_Stated problem_.
State how many lines of the entries hold the string "this", and output nothing but that count.

Stored data:
•••••

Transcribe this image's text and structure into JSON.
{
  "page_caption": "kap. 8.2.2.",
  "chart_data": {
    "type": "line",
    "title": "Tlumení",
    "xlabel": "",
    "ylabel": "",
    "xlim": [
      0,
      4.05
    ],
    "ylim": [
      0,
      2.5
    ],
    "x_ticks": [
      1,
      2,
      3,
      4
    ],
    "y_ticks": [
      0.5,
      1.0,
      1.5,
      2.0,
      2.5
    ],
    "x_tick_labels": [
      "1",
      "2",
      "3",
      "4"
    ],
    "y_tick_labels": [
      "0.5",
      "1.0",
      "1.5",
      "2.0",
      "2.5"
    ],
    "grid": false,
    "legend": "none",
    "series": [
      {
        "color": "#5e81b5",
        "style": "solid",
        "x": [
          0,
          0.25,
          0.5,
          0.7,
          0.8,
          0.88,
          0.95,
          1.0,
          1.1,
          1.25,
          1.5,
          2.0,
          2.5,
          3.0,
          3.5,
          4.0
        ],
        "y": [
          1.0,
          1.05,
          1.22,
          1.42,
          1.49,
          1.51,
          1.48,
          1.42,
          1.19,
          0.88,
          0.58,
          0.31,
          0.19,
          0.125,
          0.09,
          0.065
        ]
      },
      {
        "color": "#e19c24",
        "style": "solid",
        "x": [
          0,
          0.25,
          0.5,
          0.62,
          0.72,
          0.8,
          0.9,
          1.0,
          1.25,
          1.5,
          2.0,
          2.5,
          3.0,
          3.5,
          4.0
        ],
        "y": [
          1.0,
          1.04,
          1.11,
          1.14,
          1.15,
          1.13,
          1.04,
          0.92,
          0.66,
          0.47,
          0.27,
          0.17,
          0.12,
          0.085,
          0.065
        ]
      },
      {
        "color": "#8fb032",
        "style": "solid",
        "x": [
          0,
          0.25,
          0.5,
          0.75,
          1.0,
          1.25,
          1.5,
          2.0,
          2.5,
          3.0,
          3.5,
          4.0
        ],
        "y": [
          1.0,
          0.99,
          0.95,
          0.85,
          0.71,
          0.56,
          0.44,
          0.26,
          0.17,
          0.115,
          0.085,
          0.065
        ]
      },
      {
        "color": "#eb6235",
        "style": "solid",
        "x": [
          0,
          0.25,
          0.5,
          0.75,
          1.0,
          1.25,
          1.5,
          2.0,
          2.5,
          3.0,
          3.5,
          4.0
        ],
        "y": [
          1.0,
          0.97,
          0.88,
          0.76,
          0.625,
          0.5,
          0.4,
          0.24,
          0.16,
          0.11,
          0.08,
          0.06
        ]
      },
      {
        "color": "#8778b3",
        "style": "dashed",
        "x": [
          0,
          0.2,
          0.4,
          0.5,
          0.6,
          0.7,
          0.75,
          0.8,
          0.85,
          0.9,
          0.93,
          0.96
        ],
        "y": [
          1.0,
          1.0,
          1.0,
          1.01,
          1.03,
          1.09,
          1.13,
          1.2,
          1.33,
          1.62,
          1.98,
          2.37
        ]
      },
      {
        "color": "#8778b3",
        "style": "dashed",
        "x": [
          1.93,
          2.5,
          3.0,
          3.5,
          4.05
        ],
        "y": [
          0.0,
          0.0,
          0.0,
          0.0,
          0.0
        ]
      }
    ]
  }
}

•••••

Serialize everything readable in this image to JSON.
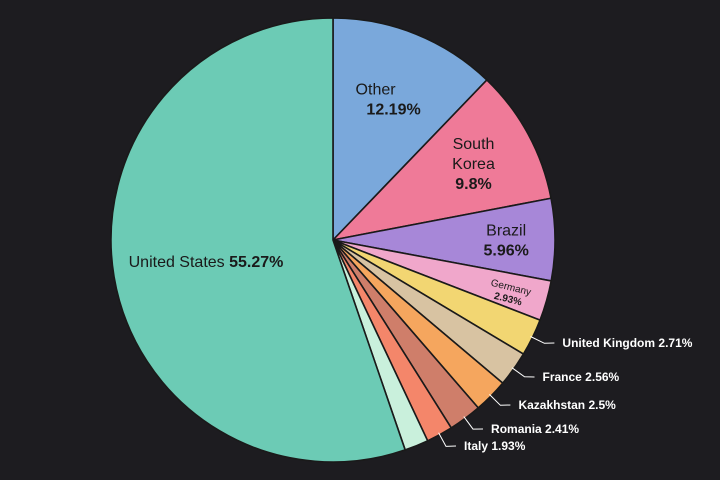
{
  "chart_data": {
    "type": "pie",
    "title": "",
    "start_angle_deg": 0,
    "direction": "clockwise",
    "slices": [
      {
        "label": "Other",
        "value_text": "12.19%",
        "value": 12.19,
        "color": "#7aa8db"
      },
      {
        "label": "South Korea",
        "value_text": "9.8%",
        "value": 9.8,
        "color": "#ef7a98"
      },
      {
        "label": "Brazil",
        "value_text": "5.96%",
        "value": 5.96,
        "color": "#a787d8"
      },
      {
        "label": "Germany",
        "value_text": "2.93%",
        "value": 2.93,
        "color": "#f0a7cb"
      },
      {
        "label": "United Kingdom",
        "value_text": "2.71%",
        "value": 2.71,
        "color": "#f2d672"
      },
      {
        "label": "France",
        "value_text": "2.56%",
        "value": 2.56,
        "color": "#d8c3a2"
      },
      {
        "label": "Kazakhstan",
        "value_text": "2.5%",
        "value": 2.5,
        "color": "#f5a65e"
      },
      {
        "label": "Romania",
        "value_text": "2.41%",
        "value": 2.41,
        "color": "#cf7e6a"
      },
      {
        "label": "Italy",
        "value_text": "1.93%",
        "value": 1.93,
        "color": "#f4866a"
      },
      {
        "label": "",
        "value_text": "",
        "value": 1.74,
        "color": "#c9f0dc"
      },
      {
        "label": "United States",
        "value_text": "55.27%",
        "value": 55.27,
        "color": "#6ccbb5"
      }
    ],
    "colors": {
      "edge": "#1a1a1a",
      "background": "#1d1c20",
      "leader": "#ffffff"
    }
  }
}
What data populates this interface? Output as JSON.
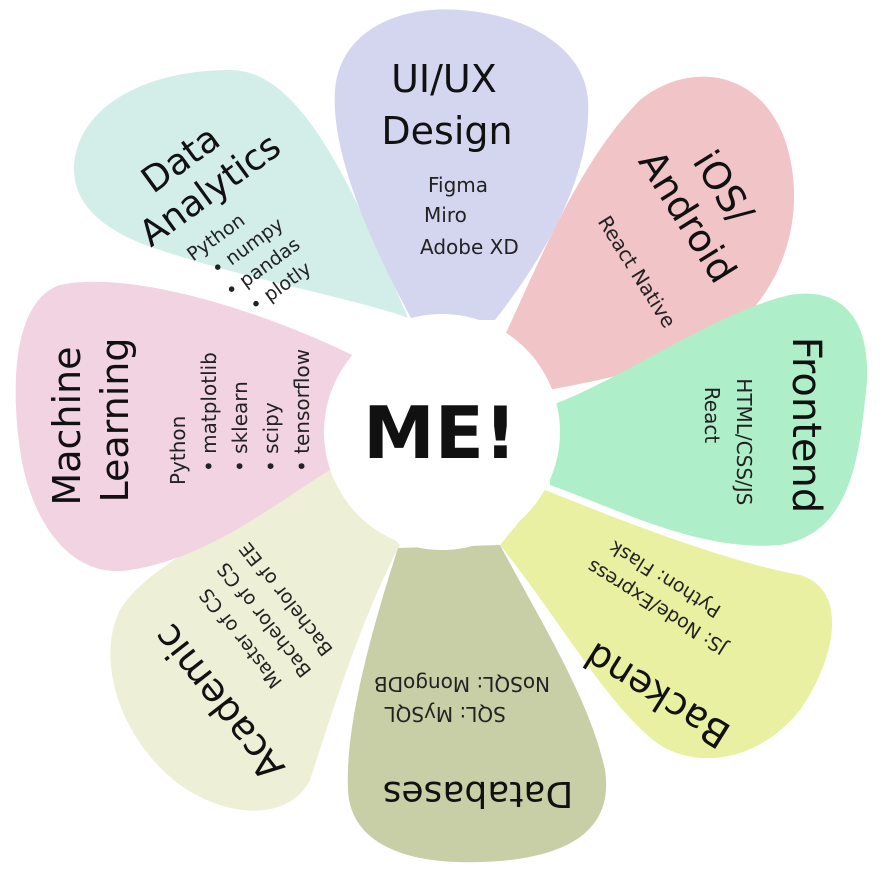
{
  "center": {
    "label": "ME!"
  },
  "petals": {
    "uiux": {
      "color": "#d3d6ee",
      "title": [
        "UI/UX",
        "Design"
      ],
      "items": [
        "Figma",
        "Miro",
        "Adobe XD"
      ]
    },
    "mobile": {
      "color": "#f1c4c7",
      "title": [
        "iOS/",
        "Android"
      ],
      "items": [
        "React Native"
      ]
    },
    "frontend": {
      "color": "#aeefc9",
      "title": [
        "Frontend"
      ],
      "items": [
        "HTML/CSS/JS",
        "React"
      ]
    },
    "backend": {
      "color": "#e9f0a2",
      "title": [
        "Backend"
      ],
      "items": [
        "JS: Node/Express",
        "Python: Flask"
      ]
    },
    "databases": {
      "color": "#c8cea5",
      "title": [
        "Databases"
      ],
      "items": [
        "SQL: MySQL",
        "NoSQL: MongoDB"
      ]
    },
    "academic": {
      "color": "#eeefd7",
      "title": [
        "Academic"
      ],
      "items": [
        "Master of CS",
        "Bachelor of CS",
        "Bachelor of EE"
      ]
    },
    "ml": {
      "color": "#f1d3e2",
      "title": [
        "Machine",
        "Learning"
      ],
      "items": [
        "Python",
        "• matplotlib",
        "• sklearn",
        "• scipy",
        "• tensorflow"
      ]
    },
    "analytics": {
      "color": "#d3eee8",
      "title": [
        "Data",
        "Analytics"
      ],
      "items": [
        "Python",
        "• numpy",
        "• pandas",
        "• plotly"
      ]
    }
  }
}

•••••

_Final answer_.
3